The Imperial-ExxonMobil joint venture has contracted two ships and, pending approval from the National Energy Board and The Inuvialuit aboriginal community, plans to conduct 3-D seismic work this summer.

Feick said BP will develop an exploration plan after consulting with various stakeholders in the region, including aboriginals and environmentalists.

She said dealing with issues on wildlife and stakeholder benefits is not something that can happen overnight.

The identity of this year’s other bidders was not disclosed, but Benoit Beauchamp, executive director of the Arctic Institute of North America, based at the University of Calgary, told the Calgary Herald he would have expected ExxonMobil to make a bold move to expand its real estate.

“Now that BP has arrived, that’s a whole different game,” he said. “It demonstrates what we’ve known for a couple of years … that the industry is looking north.”

Beauchamp suggested it might need infrastructure spending from up to six companies to lower the risk to the point where the region can be opened up to petroleum development.

He said the changing patterns of world oil supplies and the shortage of opportunities for big conventional oil discoveries could mean the Arctic is last frontier.

In the run-up to the sale, ConocoPhillips Canada President Kevin Meyers made no secret of his company’s interest in the properties, saying the blocks were “really significant postings in terms of acreage size.”

To other observes the significant difference now from the 1970s and 1980s is that companies are putting their own money on the line and are not counting on Canadian government support.

Powerful environmental lobby

The other issue that has changed in the interim is the emergence of a powerful lobby by environmental organizations that are prepared to take legal action.

The World Wildlife Fund made a last minute attempt to delay the June 2 deadline for this year’s bidding round, arguing that awarding Beaufort licenses contravened Canada’s Oceans Act, until the federal government completes a management plan to protect Beaufort habitats for polar bears and whales.

The WWF also argued there are no proven techniques for handling oil spills in “such dangerous iced waters.”

A government spokesman said delaying the sale would be a “major setback to responsible economic development” in Canada’s North and would undermine the confidence of companies thinking about investing in the region.

The successful bidding prompted federal Indian Affairs and Northern Development Minister Chuck Strahl to comment that issuing the exploration licenses gives momentum to the government’s goal of promoting economic and social development in the North and bolstering Canada’s Arctic sovereignty claims, while ensuring the “unique and delicate environment is protected for future generations.”

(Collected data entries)

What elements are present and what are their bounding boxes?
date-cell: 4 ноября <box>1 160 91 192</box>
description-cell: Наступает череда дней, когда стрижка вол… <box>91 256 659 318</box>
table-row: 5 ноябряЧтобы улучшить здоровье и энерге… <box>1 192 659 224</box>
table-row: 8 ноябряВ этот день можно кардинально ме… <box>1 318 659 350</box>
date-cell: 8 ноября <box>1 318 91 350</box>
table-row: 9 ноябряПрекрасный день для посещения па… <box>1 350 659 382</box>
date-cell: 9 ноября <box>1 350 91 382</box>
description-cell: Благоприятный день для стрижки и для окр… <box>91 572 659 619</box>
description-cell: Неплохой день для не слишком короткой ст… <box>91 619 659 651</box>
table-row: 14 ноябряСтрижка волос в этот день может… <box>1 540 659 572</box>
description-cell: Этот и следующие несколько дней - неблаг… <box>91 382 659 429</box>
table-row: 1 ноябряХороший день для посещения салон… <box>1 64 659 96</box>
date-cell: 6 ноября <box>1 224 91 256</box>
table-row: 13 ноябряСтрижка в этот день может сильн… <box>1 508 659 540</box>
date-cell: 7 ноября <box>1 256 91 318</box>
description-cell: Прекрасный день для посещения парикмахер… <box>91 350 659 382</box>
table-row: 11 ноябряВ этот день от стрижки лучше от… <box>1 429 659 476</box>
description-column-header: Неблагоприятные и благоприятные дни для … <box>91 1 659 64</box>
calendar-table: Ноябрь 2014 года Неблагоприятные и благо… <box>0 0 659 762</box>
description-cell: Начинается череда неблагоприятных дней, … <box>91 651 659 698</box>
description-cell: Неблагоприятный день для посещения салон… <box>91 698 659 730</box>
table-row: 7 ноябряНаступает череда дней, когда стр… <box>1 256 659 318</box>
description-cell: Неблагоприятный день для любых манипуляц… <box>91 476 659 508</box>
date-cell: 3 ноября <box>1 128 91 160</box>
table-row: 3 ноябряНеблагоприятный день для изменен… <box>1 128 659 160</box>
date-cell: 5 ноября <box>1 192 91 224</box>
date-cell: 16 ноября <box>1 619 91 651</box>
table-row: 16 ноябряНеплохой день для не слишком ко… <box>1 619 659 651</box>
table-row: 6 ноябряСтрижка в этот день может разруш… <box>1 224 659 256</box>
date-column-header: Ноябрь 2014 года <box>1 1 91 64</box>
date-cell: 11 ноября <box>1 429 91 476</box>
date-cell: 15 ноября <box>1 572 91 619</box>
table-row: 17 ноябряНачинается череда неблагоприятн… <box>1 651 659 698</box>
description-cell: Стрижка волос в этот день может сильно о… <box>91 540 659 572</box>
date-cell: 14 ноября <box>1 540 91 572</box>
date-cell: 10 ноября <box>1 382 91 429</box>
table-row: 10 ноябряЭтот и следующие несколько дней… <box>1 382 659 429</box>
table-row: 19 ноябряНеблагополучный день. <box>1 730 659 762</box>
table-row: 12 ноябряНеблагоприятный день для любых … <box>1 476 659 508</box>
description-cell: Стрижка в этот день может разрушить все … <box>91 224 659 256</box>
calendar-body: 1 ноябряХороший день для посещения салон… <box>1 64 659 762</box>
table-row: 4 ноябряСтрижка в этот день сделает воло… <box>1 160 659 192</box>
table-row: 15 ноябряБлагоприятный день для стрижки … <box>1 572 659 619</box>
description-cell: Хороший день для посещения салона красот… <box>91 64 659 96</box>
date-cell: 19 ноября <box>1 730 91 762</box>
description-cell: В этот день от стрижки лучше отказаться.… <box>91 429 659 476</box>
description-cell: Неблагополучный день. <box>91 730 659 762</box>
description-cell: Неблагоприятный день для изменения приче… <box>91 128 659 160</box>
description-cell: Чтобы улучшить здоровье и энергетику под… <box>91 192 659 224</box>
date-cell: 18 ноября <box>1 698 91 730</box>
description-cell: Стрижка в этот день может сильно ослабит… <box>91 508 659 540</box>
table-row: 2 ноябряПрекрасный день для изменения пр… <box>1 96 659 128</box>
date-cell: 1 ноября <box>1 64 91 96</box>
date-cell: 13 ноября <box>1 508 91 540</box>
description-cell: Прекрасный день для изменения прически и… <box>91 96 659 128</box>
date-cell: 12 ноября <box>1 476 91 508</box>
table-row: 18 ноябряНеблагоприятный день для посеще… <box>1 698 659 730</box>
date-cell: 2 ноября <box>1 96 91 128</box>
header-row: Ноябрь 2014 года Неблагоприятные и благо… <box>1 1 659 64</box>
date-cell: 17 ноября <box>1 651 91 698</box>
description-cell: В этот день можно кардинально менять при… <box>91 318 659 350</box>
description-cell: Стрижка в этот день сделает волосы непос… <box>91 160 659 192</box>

→ **COMPLETE THE FOLLOWING**
• A. Answer these questions from the Beaufort Sea excerpt, one per line:
(i) How many ships has the Imperial-ExxonMobil joint venture contracted?
(ii) Where is the Arctic Institute of North America based?
(iii) Which deadline did the World Wildlife Fund try to delay?
• B. Please reproduce the stretch of the Beaufort Sea excerpt from "Beauchamp suggested it" through "is last frontier.", word for word.
None of the entries is needed for this work.

→ **RESPONSE LIST**
• A.
(i) Two.
(ii) At the University of Calgary.
(iii) The June 2 deadline for this year's bidding round.

• B.
Beauchamp suggested it might need infrastructure spending from up to six companies to lower the risk to the point where the region can be opened up to petroleum development.

He said the changing patterns of world oil supplies and the shortage of opportunities for big conventional oil discoveries could mean the Arctic is last frontier.